- [RECORDS PROVIDED]

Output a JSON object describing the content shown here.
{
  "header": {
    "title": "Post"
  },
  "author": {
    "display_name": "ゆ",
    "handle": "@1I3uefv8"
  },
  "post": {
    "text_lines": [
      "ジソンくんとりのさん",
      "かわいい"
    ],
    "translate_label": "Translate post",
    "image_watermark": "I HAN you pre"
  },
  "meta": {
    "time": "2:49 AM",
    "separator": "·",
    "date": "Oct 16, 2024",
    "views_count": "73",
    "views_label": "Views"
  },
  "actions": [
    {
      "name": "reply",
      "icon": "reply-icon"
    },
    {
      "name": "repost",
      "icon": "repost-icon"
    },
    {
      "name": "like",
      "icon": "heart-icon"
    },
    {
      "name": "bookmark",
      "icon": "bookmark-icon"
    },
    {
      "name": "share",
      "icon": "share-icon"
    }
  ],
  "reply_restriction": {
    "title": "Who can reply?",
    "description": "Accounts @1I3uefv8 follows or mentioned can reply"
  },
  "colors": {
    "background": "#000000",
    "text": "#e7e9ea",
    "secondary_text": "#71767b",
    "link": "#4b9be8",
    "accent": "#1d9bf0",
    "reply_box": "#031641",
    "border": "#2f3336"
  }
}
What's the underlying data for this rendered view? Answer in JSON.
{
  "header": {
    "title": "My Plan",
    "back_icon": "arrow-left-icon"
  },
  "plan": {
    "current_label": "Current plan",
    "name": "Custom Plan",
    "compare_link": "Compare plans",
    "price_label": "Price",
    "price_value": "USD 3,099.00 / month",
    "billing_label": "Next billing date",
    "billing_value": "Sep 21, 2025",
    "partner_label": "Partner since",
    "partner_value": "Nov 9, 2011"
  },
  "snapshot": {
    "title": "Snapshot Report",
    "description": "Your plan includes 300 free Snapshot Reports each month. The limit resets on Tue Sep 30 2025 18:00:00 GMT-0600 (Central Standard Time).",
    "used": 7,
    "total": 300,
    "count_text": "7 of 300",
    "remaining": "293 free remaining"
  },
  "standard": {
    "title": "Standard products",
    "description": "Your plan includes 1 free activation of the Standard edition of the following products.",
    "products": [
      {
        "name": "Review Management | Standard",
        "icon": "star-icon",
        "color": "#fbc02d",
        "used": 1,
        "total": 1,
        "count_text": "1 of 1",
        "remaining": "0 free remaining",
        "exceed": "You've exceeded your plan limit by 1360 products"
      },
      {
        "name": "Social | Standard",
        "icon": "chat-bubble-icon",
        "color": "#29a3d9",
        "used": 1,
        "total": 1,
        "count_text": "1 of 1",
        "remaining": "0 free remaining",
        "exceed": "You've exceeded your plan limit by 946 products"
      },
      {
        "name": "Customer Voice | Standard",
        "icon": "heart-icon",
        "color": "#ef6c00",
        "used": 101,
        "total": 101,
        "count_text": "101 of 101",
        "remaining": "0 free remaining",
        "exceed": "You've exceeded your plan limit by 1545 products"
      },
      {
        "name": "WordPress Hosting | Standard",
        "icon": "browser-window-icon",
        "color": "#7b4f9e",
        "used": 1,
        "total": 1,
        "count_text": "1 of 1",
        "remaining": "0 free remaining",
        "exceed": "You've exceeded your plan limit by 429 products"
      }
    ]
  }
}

- [THE REQUEST] Write out every line exactly as it stands.

- [REPLY TO THE TASK]
Output a JSON object describing the content shown here.
{
  "header": {
    "title": "Post"
  },
  "author": {
    "display_name": "ゆ",
    "handle": "@1I3uefv8"
  },
  "post": {
    "text_lines": [
      "ジソンくんとりのさん",
      "かわいい"
    ],
    "translate_label": "Translate post",
    "image_watermark": "I HAN you pre"
  },
  "meta": {
    "time": "2:49 AM",
    "separator": "·",
    "date": "Oct 16, 2024",
    "views_count": "73",
    "views_label": "Views"
  },
  "actions": [
    {
      "name": "reply",
      "icon": "reply-icon"
    },
    {
      "name": "repost",
      "icon": "repost-icon"
    },
    {
      "name": "like",
      "icon": "heart-icon"
    },
    {
      "name": "bookmark",
      "icon": "bookmark-icon"
    },
    {
      "name": "share",
      "icon": "share-icon"
    }
  ],
  "reply_restriction": {
    "title": "Who can reply?",
    "description": "Accounts @1I3uefv8 follows or mentioned can reply"
  },
  "colors": {
    "background": "#000000",
    "text": "#e7e9ea",
    "secondary_text": "#71767b",
    "link": "#4b9be8",
    "accent": "#1d9bf0",
    "reply_box": "#031641",
    "border": "#2f3336"
  }
}
What's the underlying data for this rendered view? Answer in JSON.
{
  "header": {
    "title": "My Plan",
    "back_icon": "arrow-left-icon"
  },
  "plan": {
    "current_label": "Current plan",
    "name": "Custom Plan",
    "compare_link": "Compare plans",
    "price_label": "Price",
    "price_value": "USD 3,099.00 / month",
    "billing_label": "Next billing date",
    "billing_value": "Sep 21, 2025",
    "partner_label": "Partner since",
    "partner_value": "Nov 9, 2011"
  },
  "snapshot": {
    "title": "Snapshot Report",
    "description": "Your plan includes 300 free Snapshot Reports each month. The limit resets on Tue Sep 30 2025 18:00:00 GMT-0600 (Central Standard Time).",
    "used": 7,
    "total": 300,
    "count_text": "7 of 300",
    "remaining": "293 free remaining"
  },
  "standard": {
    "title": "Standard products",
    "description": "Your plan includes 1 free activation of the Standard edition of the following products.",
    "products": [
      {
        "name": "Review Management | Standard",
        "icon": "star-icon",
        "color": "#fbc02d",
        "used": 1,
        "total": 1,
        "count_text": "1 of 1",
        "remaining": "0 free remaining",
        "exceed": "You've exceeded your plan limit by 1360 products"
      },
      {
        "name": "Social | Standard",
        "icon": "chat-bubble-icon",
        "color": "#29a3d9",
        "used": 1,
        "total": 1,
        "count_text": "1 of 1",
        "remaining": "0 free remaining",
        "exceed": "You've exceeded your plan limit by 946 products"
      },
      {
        "name": "Customer Voice | Standard",
        "icon": "heart-icon",
        "color": "#ef6c00",
        "used": 101,
        "total": 101,
        "count_text": "101 of 101",
        "remaining": "0 free remaining",
        "exceed": "You've exceeded your plan limit by 1545 products"
      },
      {
        "name": "WordPress Hosting | Standard",
        "icon": "browser-window-icon",
        "color": "#7b4f9e",
        "used": 1,
        "total": 1,
        "count_text": "1 of 1",
        "remaining": "0 free remaining",
        "exceed": "You've exceeded your plan limit by 429 products"
      }
    ]
  }
}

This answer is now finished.